Exercise brief>
Repeat the data word for word. Do not include the pictures.
-- Material provided start --
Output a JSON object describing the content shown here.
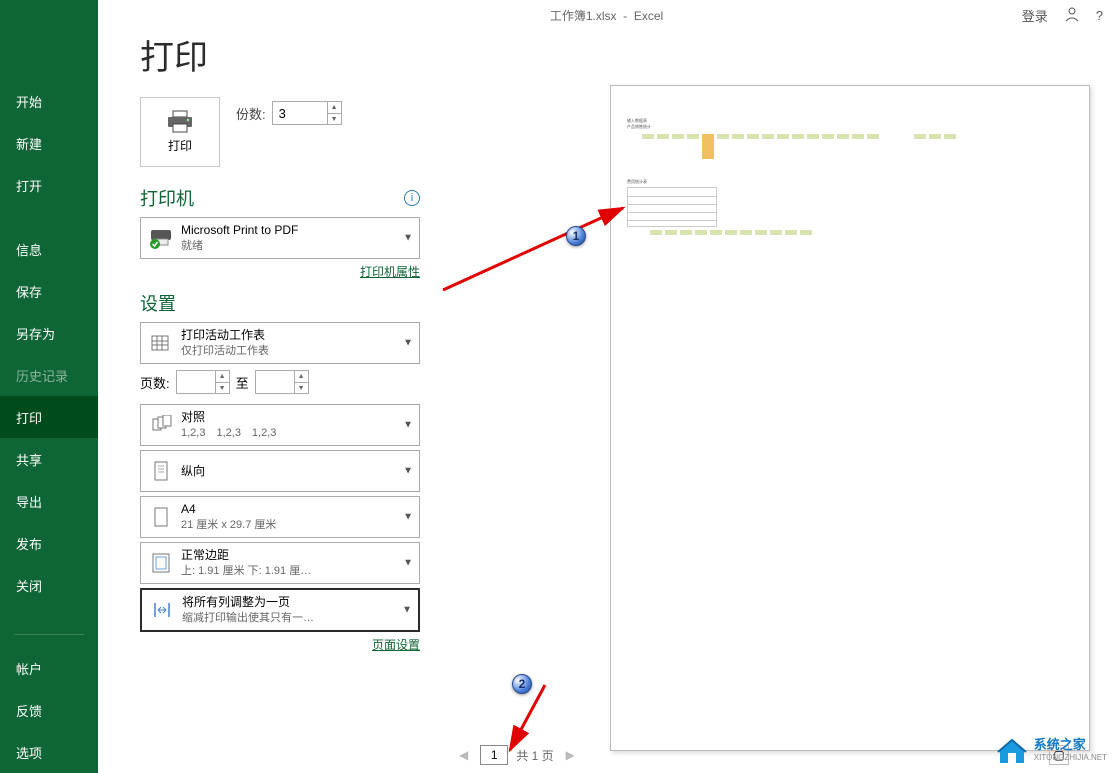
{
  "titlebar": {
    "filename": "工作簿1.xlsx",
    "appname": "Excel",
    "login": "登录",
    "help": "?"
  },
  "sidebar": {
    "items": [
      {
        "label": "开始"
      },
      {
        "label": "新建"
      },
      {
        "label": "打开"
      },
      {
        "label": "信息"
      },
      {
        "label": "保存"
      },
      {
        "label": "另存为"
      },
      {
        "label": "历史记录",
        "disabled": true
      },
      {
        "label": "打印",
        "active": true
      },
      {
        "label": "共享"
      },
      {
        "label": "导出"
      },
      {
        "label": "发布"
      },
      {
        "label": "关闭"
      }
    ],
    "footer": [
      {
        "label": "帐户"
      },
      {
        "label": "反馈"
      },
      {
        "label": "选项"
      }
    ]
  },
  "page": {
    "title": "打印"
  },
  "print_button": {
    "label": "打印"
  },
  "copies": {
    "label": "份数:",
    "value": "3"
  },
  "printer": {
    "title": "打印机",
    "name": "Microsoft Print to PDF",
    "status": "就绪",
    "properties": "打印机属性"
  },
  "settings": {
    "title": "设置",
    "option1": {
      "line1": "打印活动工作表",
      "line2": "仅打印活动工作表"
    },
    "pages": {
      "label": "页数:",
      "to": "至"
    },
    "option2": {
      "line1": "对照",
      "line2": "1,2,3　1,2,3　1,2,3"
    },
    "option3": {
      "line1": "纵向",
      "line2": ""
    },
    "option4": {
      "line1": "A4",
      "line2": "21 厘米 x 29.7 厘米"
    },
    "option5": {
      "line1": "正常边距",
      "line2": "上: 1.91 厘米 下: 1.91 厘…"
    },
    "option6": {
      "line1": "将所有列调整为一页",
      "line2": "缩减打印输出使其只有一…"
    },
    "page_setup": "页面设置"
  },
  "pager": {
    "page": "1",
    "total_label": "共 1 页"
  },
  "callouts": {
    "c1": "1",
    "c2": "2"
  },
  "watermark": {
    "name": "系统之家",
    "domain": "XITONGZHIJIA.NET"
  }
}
-- Material provided end --
Correct answer>
Output a JSON object describing the content shown here.
{
  "titlebar": {
    "filename": "工作簿1.xlsx",
    "appname": "Excel",
    "login": "登录",
    "help": "?"
  },
  "sidebar": {
    "items": [
      {
        "label": "开始"
      },
      {
        "label": "新建"
      },
      {
        "label": "打开"
      },
      {
        "label": "信息"
      },
      {
        "label": "保存"
      },
      {
        "label": "另存为"
      },
      {
        "label": "历史记录",
        "disabled": true
      },
      {
        "label": "打印",
        "active": true
      },
      {
        "label": "共享"
      },
      {
        "label": "导出"
      },
      {
        "label": "发布"
      },
      {
        "label": "关闭"
      }
    ],
    "footer": [
      {
        "label": "帐户"
      },
      {
        "label": "反馈"
      },
      {
        "label": "选项"
      }
    ]
  },
  "page": {
    "title": "打印"
  },
  "print_button": {
    "label": "打印"
  },
  "copies": {
    "label": "份数:",
    "value": "3"
  },
  "printer": {
    "title": "打印机",
    "name": "Microsoft Print to PDF",
    "status": "就绪",
    "properties": "打印机属性"
  },
  "settings": {
    "title": "设置",
    "option1": {
      "line1": "打印活动工作表",
      "line2": "仅打印活动工作表"
    },
    "pages": {
      "label": "页数:",
      "to": "至"
    },
    "option2": {
      "line1": "对照",
      "line2": "1,2,3　1,2,3　1,2,3"
    },
    "option3": {
      "line1": "纵向",
      "line2": ""
    },
    "option4": {
      "line1": "A4",
      "line2": "21 厘米 x 29.7 厘米"
    },
    "option5": {
      "line1": "正常边距",
      "line2": "上: 1.91 厘米 下: 1.91 厘…"
    },
    "option6": {
      "line1": "将所有列调整为一页",
      "line2": "缩减打印输出使其只有一…"
    },
    "page_setup": "页面设置"
  },
  "pager": {
    "page": "1",
    "total_label": "共 1 页"
  },
  "callouts": {
    "c1": "1",
    "c2": "2"
  },
  "watermark": {
    "name": "系统之家",
    "domain": "XITONGZHIJIA.NET"
  }
}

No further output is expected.